## Problem details
Check every line of the entries that follow, and copy the ones containing "name".

## Stored rows
........
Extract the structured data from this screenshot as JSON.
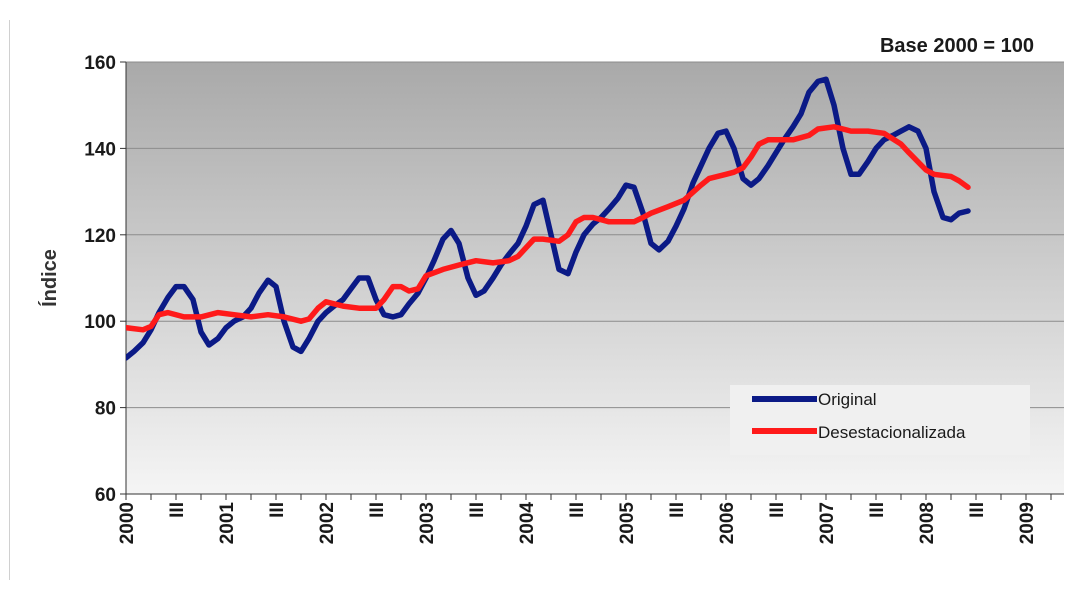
{
  "chart_data": {
    "type": "line",
    "note": "Base 2000 = 100",
    "ylabel": "Índice",
    "ylim": [
      60,
      160
    ],
    "yticks": [
      60,
      80,
      100,
      120,
      140,
      160
    ],
    "grid": true,
    "legend_position": "bottom-right",
    "x_tick_labels": [
      "2000",
      "III",
      "2001",
      "III",
      "2002",
      "III",
      "2003",
      "III",
      "2004",
      "III",
      "2005",
      "III",
      "2006",
      "III",
      "2007",
      "III",
      "2008",
      "III",
      "2009"
    ],
    "colors": {
      "plot_bg_top": "#a9a9a9",
      "plot_bg_bottom": "#f5f5f5"
    },
    "series": [
      {
        "name": "Original",
        "color": "#0b1a86",
        "points": [
          [
            2000.0,
            91.5
          ],
          [
            2000.08,
            93
          ],
          [
            2000.17,
            95
          ],
          [
            2000.25,
            98
          ],
          [
            2000.33,
            102
          ],
          [
            2000.42,
            105.5
          ],
          [
            2000.5,
            108
          ],
          [
            2000.58,
            108
          ],
          [
            2000.67,
            105
          ],
          [
            2000.75,
            97.5
          ],
          [
            2000.83,
            94.5
          ],
          [
            2000.92,
            96
          ],
          [
            2001.0,
            98.5
          ],
          [
            2001.08,
            100
          ],
          [
            2001.17,
            101
          ],
          [
            2001.25,
            103
          ],
          [
            2001.33,
            106.5
          ],
          [
            2001.42,
            109.5
          ],
          [
            2001.5,
            108
          ],
          [
            2001.58,
            100
          ],
          [
            2001.67,
            94
          ],
          [
            2001.75,
            93
          ],
          [
            2001.83,
            96
          ],
          [
            2001.92,
            100
          ],
          [
            2002.0,
            102
          ],
          [
            2002.08,
            103.5
          ],
          [
            2002.17,
            105
          ],
          [
            2002.25,
            107.5
          ],
          [
            2002.33,
            110
          ],
          [
            2002.42,
            110
          ],
          [
            2002.5,
            105
          ],
          [
            2002.58,
            101.5
          ],
          [
            2002.67,
            101
          ],
          [
            2002.75,
            101.5
          ],
          [
            2002.83,
            104
          ],
          [
            2002.92,
            106.5
          ],
          [
            2003.0,
            110
          ],
          [
            2003.08,
            114
          ],
          [
            2003.17,
            119
          ],
          [
            2003.25,
            121
          ],
          [
            2003.33,
            118
          ],
          [
            2003.42,
            110
          ],
          [
            2003.5,
            106
          ],
          [
            2003.58,
            107
          ],
          [
            2003.67,
            110
          ],
          [
            2003.75,
            113
          ],
          [
            2003.83,
            115.5
          ],
          [
            2003.92,
            118
          ],
          [
            2004.0,
            122
          ],
          [
            2004.08,
            127
          ],
          [
            2004.17,
            128
          ],
          [
            2004.25,
            120
          ],
          [
            2004.33,
            112
          ],
          [
            2004.42,
            111
          ],
          [
            2004.5,
            116
          ],
          [
            2004.58,
            120
          ],
          [
            2004.67,
            122.5
          ],
          [
            2004.75,
            124
          ],
          [
            2004.83,
            126
          ],
          [
            2004.92,
            128.5
          ],
          [
            2005.0,
            131.5
          ],
          [
            2005.08,
            131
          ],
          [
            2005.17,
            125
          ],
          [
            2005.25,
            118
          ],
          [
            2005.33,
            116.5
          ],
          [
            2005.42,
            118.5
          ],
          [
            2005.5,
            122
          ],
          [
            2005.58,
            126
          ],
          [
            2005.67,
            132
          ],
          [
            2005.75,
            136
          ],
          [
            2005.83,
            140
          ],
          [
            2005.92,
            143.5
          ],
          [
            2006.0,
            144
          ],
          [
            2006.08,
            140
          ],
          [
            2006.17,
            133
          ],
          [
            2006.25,
            131.5
          ],
          [
            2006.33,
            133
          ],
          [
            2006.42,
            136
          ],
          [
            2006.5,
            139
          ],
          [
            2006.58,
            142
          ],
          [
            2006.67,
            145
          ],
          [
            2006.75,
            148
          ],
          [
            2006.83,
            153
          ],
          [
            2006.92,
            155.5
          ],
          [
            2007.0,
            156
          ],
          [
            2007.08,
            150
          ],
          [
            2007.17,
            140
          ],
          [
            2007.25,
            134
          ],
          [
            2007.33,
            134
          ],
          [
            2007.42,
            137
          ],
          [
            2007.5,
            140
          ],
          [
            2007.58,
            142
          ],
          [
            2007.67,
            143
          ],
          [
            2007.75,
            144
          ],
          [
            2007.83,
            145
          ],
          [
            2007.92,
            144
          ],
          [
            2008.0,
            140
          ],
          [
            2008.08,
            130
          ],
          [
            2008.17,
            124
          ],
          [
            2008.25,
            123.5
          ],
          [
            2008.33,
            125
          ],
          [
            2008.42,
            125.5
          ]
        ]
      },
      {
        "name": "Desestacionalizada",
        "color": "#ff1a1a",
        "points": [
          [
            2000.0,
            98.5
          ],
          [
            2000.17,
            98
          ],
          [
            2000.25,
            98.8
          ],
          [
            2000.33,
            101.5
          ],
          [
            2000.42,
            102
          ],
          [
            2000.58,
            101
          ],
          [
            2000.75,
            101
          ],
          [
            2000.92,
            102
          ],
          [
            2001.08,
            101.5
          ],
          [
            2001.25,
            101
          ],
          [
            2001.42,
            101.5
          ],
          [
            2001.58,
            101
          ],
          [
            2001.75,
            100
          ],
          [
            2001.83,
            100.5
          ],
          [
            2001.92,
            103
          ],
          [
            2002.0,
            104.5
          ],
          [
            2002.17,
            103.5
          ],
          [
            2002.33,
            103
          ],
          [
            2002.5,
            103
          ],
          [
            2002.58,
            105
          ],
          [
            2002.67,
            108
          ],
          [
            2002.75,
            108
          ],
          [
            2002.83,
            107
          ],
          [
            2002.92,
            107.5
          ],
          [
            2003.0,
            110.5
          ],
          [
            2003.17,
            112
          ],
          [
            2003.33,
            113
          ],
          [
            2003.5,
            114
          ],
          [
            2003.67,
            113.5
          ],
          [
            2003.83,
            114
          ],
          [
            2003.92,
            115
          ],
          [
            2004.0,
            117
          ],
          [
            2004.08,
            119
          ],
          [
            2004.17,
            119
          ],
          [
            2004.33,
            118.5
          ],
          [
            2004.42,
            120
          ],
          [
            2004.5,
            123
          ],
          [
            2004.58,
            124
          ],
          [
            2004.67,
            124
          ],
          [
            2004.83,
            123
          ],
          [
            2005.0,
            123
          ],
          [
            2005.08,
            123
          ],
          [
            2005.17,
            124
          ],
          [
            2005.25,
            125
          ],
          [
            2005.42,
            126.5
          ],
          [
            2005.58,
            128
          ],
          [
            2005.75,
            131.5
          ],
          [
            2005.83,
            133
          ],
          [
            2006.0,
            134
          ],
          [
            2006.08,
            134.5
          ],
          [
            2006.17,
            135.5
          ],
          [
            2006.25,
            138
          ],
          [
            2006.33,
            141
          ],
          [
            2006.42,
            142
          ],
          [
            2006.67,
            142
          ],
          [
            2006.83,
            143
          ],
          [
            2006.92,
            144.5
          ],
          [
            2007.08,
            145
          ],
          [
            2007.17,
            144.5
          ],
          [
            2007.25,
            144
          ],
          [
            2007.42,
            144
          ],
          [
            2007.58,
            143.5
          ],
          [
            2007.75,
            141
          ],
          [
            2007.83,
            139
          ],
          [
            2008.0,
            135
          ],
          [
            2008.08,
            134
          ],
          [
            2008.25,
            133.5
          ],
          [
            2008.33,
            132.5
          ],
          [
            2008.42,
            131
          ]
        ]
      }
    ]
  }
}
........
## Answer for the task
        "name": "Original",
        "name": "Desestacionalizada",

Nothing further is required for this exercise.